I’ve directed four music videos. This makes me an expert on music videos. To paraphrase Malcolm Gladwell’s “10,000 Hours Rule,” if you do something four times you are an expert. I asked comedian Patrick Monahan (the incredible @pattymo on Twitter) to join me in breaking down the video for “Adventure Of A Lifetime,” the first single from Coldplay’s A Head Full of Dreams. Pat is very good at Twitter. If you don’t follow him, go do that now.
You can watch the Coldplay video we’re going to discuss here. Keep it on in the background and glance at it once in awhile.
Making fun of Coldplay is easy to do. I’ve done it. I have also wept silently on a bus while listening to “The Scientist,” so we’ll call that a wash. I like Coldplay and enjoy eleven of their songs. “Clocks?” Are you kidding me? That shit is great. There are legendary bands that don’t have eleven good songs. The Stone Roses don’t have eleven good songs. The Cure don’t have eleven good songs (Don’t @ me.)

·····

> _Instruction_:
Can you repeat everything from "I’ve directed four" down to "do that now." in the Coldplay video piece word for word?

> _Data excerpt_:
·····

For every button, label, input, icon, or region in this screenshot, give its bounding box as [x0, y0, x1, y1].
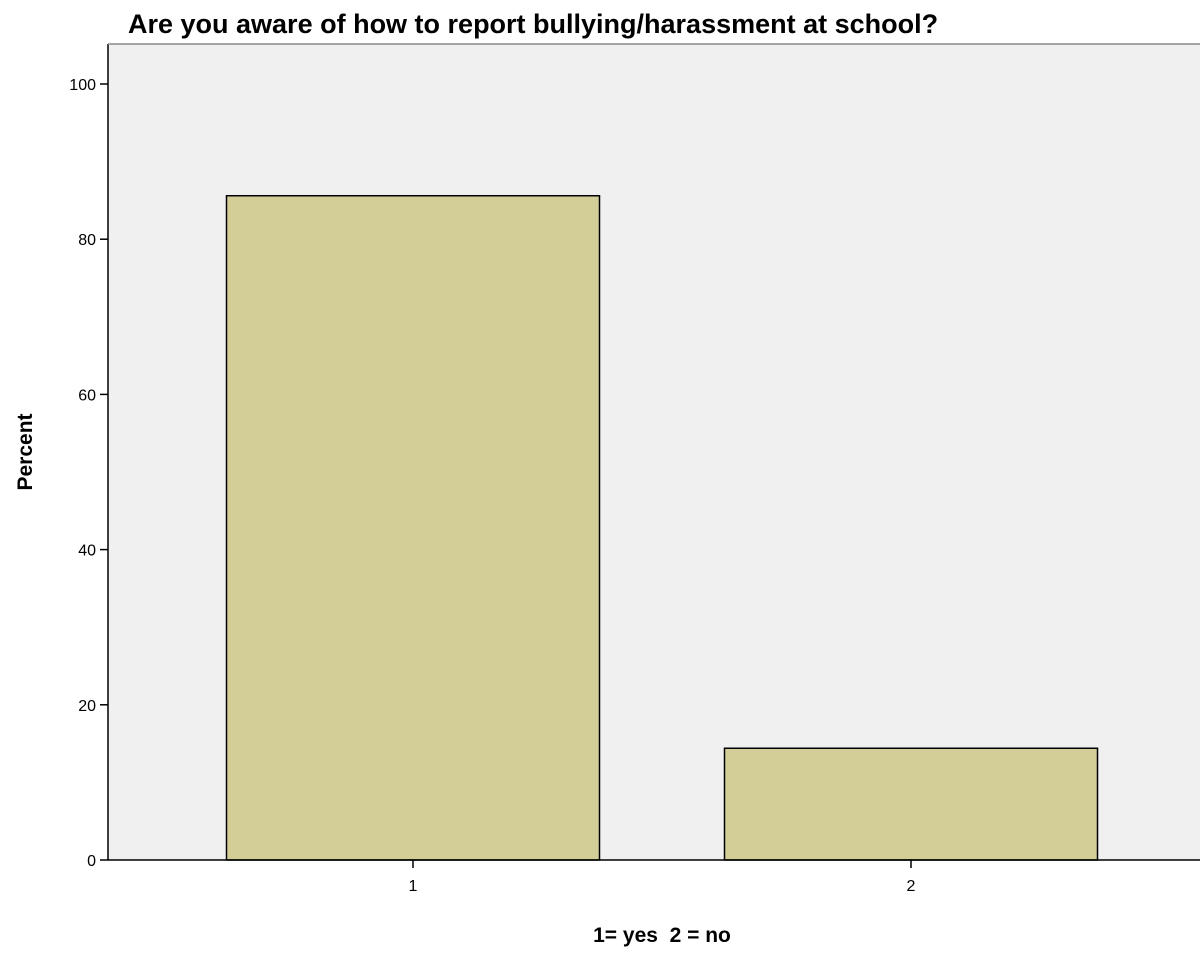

·····

> _Finished answer_:
I’ve directed four music videos. This makes me an expert on music videos. To paraphrase Malcolm Gladwell’s “10,000 Hours Rule,” if you do something four times you are an expert. I asked comedian Patrick Monahan (the incredible @pattymo on Twitter) to join me in breaking down the video for “Adventure Of A Lifetime,” the first single from Coldplay’s A Head Full of Dreams. Pat is very good at Twitter. If you don’t follow him, go do that now.